▸ **PASSAGE SHOWN**
■ ■ ■

You do what? On the Internet
Can you spy on someone’s online activities? Or is someone spying on you? There’s more to your online footprints that can reveal about you than you think you know.
In this series, we’ll learn how to build two simple AI to recognize online activities on popular apps. First, we will build a traffic classifier using machine learning to recognize types of inbound/outbound traffic. This is a multi-class classification model to identify apps; whether someone in your network is using Facebook or Instagram or reading on medium.com. We will start with 20 popular apps on the Appstore; but you can always add new traffic data to recognise different kind of services. Then, we will build a more sophisticated AI that can recognise at activity/event levels like chatting on Messenger, booking a room in Airbnb or shopping on Amazon. For simplicity, we will only train 5 uniques actions from Facebook, Medium and Spotify. Adding new activities is as simple as adding more labeled traffic from the apps you like your AI to learn on.

■ ■ ■

▸ **SUPPLIED MATERIAL**
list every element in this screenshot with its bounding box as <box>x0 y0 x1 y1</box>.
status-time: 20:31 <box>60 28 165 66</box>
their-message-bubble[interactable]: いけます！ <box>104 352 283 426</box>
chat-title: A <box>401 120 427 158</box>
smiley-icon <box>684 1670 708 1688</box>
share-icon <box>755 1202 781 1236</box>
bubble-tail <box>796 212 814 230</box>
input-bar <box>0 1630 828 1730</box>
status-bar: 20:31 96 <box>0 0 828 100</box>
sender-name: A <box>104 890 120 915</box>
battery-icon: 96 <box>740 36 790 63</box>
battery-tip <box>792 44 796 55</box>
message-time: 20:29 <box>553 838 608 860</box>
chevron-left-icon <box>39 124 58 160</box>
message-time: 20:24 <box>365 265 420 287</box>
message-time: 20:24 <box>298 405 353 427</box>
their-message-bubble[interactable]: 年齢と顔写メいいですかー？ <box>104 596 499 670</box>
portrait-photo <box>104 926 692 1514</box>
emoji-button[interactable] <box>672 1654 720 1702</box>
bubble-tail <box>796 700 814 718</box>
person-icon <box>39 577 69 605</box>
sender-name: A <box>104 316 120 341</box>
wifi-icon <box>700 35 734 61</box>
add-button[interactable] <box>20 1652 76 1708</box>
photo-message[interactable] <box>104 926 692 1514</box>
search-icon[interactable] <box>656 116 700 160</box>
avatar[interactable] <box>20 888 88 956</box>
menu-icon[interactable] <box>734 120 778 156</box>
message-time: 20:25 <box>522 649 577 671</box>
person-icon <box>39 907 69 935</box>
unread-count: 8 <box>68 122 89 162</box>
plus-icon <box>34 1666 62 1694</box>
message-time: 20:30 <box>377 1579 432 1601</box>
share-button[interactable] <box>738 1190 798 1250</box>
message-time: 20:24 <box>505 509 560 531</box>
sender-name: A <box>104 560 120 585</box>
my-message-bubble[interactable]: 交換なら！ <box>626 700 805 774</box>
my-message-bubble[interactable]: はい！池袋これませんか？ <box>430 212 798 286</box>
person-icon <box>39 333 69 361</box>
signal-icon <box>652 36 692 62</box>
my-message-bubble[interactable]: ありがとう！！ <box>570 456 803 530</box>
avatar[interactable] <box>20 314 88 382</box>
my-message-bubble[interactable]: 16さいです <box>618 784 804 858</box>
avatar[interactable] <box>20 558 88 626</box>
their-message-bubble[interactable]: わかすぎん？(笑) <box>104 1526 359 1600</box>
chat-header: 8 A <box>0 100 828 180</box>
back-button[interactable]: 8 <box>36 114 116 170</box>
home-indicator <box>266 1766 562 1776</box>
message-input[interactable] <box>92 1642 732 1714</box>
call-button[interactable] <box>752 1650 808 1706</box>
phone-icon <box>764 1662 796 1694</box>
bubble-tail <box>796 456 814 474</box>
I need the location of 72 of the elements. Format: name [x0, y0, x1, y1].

■ ■ ■

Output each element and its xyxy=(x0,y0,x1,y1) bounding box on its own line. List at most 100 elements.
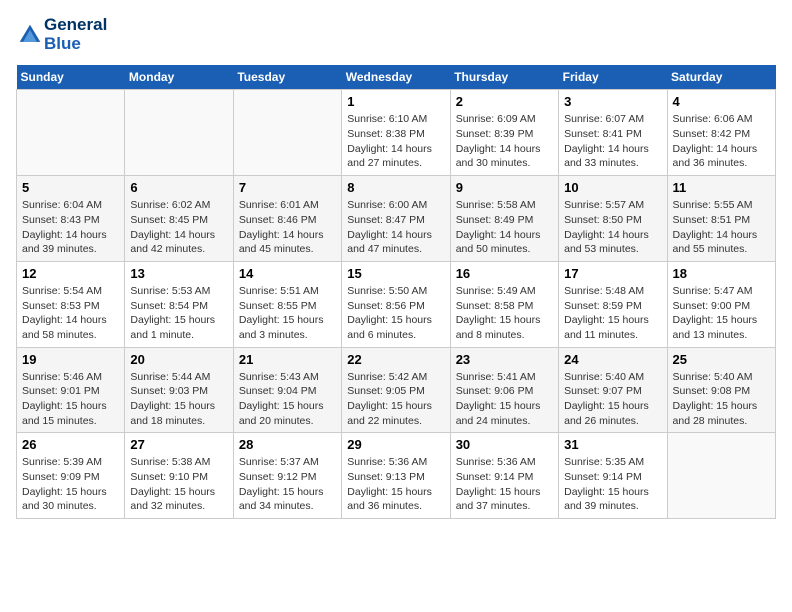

■ ■ ■

▸ **TASK REQUIREMENTS**
a – From the passage on recognizing online activities, reproduce word for word the portion from "You do what?" up to and including "think you know.".
b – Answer these questions using the passage on recognizing online activities:
(i) How many popular apps will the traffic classifier start with?
(ii) What type of classification model is the traffic classifier described as?
(iii) How many unique actions will the more sophisticated AI be trained on, and from which apps?
c – Continue the passage on recognizing online activities from its last sentence, in the same voice.

▸ **ANSWERS TO THE PROBLEMS**
a –
You do what? On the Internet
Can you spy on someone’s online activities? Or is someone spying on you? There’s more to your online footprints that can reveal about you than you think you know.

b –
(i) 20 popular apps on the Appstore.
(ii) A multi-class classification model.
(iii) 5 unique actions, from Facebook, Medium and Spotify.

c –
We will demonstrate and explain each of every step in building the AI; from data collection/preprocessing, to training/testing the model and making inferences using our AI. For hosting, we will write a new post to explore on several options including AWS cloudfront or Google Kubernetes. This guide is intended and has been simplified to be intuitively explained especially for people who are new to AI. This series is composed of four posts: (#1) the intuition and some machine learning basics; (#2) Getting the dataset and data -pre-processing; (#3) training your network AI and (#4) hosting your AI on the cloud. So, are you ready for it?
Post (1/4)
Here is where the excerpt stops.